» WRITTEN INSTRUCTION
Identify each line below containing the string "Wind" and copy it.

» DATASET
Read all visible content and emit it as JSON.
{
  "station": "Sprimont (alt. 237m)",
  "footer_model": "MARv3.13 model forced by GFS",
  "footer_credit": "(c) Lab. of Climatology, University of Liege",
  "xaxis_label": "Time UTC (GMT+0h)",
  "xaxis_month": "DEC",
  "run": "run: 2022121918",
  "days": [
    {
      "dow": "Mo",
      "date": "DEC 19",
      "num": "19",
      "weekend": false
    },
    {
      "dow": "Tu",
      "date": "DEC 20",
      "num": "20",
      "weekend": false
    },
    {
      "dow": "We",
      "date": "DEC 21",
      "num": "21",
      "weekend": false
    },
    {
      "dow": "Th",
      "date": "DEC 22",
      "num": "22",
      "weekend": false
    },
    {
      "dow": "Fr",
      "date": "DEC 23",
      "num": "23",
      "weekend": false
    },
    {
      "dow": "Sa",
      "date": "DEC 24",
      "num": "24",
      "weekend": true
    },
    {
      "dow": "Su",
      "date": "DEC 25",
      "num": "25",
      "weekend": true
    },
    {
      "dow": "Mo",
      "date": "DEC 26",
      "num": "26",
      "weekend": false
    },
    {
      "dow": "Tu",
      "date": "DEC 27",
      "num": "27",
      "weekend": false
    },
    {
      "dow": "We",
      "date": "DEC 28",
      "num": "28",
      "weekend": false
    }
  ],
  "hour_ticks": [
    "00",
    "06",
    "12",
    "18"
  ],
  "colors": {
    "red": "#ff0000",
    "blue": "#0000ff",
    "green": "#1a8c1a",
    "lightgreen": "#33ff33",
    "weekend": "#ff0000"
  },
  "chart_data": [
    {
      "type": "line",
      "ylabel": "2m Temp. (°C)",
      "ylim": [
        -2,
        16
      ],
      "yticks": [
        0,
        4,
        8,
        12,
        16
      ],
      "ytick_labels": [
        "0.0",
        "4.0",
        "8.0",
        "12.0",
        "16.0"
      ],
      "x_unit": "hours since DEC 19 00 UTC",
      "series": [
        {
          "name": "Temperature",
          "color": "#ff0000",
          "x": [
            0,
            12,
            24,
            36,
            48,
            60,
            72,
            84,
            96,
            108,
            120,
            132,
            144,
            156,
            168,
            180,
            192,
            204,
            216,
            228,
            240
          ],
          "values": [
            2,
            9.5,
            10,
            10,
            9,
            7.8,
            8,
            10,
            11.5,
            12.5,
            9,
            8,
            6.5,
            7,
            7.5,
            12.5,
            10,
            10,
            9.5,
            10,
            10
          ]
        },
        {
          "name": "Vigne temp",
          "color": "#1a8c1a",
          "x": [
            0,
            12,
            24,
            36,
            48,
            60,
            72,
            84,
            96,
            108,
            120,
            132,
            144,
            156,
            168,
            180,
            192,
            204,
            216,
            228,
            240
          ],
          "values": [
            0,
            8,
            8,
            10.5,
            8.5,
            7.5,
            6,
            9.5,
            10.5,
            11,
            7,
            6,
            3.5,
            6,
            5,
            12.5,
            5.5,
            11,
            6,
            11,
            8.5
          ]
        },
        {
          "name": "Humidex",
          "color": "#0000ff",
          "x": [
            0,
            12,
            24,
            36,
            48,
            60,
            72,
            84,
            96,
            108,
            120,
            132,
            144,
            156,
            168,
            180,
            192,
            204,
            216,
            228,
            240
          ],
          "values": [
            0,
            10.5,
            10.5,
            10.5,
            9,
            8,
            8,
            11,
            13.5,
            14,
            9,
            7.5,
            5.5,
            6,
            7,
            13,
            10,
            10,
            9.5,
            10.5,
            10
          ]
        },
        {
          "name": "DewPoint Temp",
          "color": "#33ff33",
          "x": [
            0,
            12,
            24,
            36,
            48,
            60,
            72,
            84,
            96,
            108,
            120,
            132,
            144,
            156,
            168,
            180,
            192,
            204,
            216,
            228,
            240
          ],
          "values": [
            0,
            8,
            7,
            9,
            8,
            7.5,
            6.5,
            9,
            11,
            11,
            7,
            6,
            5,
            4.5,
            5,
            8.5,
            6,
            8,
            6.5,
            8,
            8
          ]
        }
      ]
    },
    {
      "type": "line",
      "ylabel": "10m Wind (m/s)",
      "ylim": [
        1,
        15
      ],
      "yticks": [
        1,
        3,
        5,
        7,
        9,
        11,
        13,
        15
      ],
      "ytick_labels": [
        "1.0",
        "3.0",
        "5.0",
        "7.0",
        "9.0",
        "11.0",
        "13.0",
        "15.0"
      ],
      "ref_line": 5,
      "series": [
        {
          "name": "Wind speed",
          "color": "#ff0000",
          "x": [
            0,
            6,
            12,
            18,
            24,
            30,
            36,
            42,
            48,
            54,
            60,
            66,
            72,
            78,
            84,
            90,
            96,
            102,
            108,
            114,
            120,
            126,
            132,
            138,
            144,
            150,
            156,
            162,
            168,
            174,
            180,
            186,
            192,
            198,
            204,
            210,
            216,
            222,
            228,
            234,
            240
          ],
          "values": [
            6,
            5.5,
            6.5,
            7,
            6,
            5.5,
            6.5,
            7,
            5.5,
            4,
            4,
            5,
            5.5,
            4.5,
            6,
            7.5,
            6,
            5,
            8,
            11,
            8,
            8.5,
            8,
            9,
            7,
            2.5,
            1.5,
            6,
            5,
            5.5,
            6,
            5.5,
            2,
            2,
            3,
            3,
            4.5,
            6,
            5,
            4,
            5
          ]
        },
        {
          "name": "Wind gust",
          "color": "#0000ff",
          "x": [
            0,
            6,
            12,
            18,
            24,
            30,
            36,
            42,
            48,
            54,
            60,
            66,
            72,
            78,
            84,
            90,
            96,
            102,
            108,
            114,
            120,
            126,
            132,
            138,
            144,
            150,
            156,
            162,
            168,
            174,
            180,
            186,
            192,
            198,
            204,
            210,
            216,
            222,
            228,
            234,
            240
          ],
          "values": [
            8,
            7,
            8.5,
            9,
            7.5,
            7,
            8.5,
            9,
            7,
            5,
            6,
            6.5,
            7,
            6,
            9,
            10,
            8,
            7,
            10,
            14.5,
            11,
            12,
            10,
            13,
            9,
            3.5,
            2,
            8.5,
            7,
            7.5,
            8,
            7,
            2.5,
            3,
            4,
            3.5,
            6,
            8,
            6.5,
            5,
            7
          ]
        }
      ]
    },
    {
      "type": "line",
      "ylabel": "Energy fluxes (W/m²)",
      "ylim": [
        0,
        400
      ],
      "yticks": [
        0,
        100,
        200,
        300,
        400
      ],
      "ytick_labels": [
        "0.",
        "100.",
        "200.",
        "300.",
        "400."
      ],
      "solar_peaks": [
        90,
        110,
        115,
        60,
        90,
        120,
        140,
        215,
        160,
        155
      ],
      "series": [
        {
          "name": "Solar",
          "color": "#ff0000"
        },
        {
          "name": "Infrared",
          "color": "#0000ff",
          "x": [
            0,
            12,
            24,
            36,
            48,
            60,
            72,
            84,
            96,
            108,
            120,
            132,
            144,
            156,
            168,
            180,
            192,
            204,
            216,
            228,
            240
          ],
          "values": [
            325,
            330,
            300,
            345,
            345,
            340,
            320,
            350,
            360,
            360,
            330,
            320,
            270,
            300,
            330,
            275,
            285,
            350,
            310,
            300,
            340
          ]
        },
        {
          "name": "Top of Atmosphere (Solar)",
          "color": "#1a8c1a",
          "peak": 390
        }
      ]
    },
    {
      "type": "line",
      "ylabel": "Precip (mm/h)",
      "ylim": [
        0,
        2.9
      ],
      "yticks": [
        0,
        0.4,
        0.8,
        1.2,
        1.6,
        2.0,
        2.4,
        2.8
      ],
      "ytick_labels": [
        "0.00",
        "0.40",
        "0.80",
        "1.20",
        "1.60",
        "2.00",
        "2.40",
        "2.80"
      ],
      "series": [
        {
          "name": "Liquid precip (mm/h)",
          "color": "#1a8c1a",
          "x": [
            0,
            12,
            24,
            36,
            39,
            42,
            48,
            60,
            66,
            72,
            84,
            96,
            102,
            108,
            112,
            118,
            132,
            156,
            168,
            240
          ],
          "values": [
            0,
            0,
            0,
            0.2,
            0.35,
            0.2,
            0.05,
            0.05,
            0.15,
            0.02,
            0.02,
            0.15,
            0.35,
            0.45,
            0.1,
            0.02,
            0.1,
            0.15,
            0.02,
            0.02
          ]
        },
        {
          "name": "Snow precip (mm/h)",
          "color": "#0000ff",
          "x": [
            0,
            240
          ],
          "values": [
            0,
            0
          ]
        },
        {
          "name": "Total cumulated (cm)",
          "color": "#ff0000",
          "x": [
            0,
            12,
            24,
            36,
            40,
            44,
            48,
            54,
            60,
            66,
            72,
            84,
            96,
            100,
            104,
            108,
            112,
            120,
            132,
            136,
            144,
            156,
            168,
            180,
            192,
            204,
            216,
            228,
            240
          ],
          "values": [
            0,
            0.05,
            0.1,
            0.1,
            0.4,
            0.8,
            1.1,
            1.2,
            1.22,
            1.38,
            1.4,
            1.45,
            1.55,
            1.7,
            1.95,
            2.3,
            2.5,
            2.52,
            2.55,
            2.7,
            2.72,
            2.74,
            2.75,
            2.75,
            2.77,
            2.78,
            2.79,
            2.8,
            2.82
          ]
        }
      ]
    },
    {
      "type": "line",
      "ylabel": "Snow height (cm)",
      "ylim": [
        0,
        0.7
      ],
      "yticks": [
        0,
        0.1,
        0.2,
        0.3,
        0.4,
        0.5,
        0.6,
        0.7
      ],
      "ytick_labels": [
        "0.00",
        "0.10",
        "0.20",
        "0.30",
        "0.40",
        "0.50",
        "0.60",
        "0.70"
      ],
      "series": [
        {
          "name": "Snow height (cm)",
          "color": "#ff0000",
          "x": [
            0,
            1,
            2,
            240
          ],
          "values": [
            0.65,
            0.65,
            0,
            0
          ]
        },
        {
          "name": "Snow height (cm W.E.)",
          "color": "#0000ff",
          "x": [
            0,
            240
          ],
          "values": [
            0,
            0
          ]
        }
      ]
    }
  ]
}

» TASK ANSWER
      "ylabel": "10m Wind (m/s)",
          "name": "Wind speed",
          "name": "Wind gust",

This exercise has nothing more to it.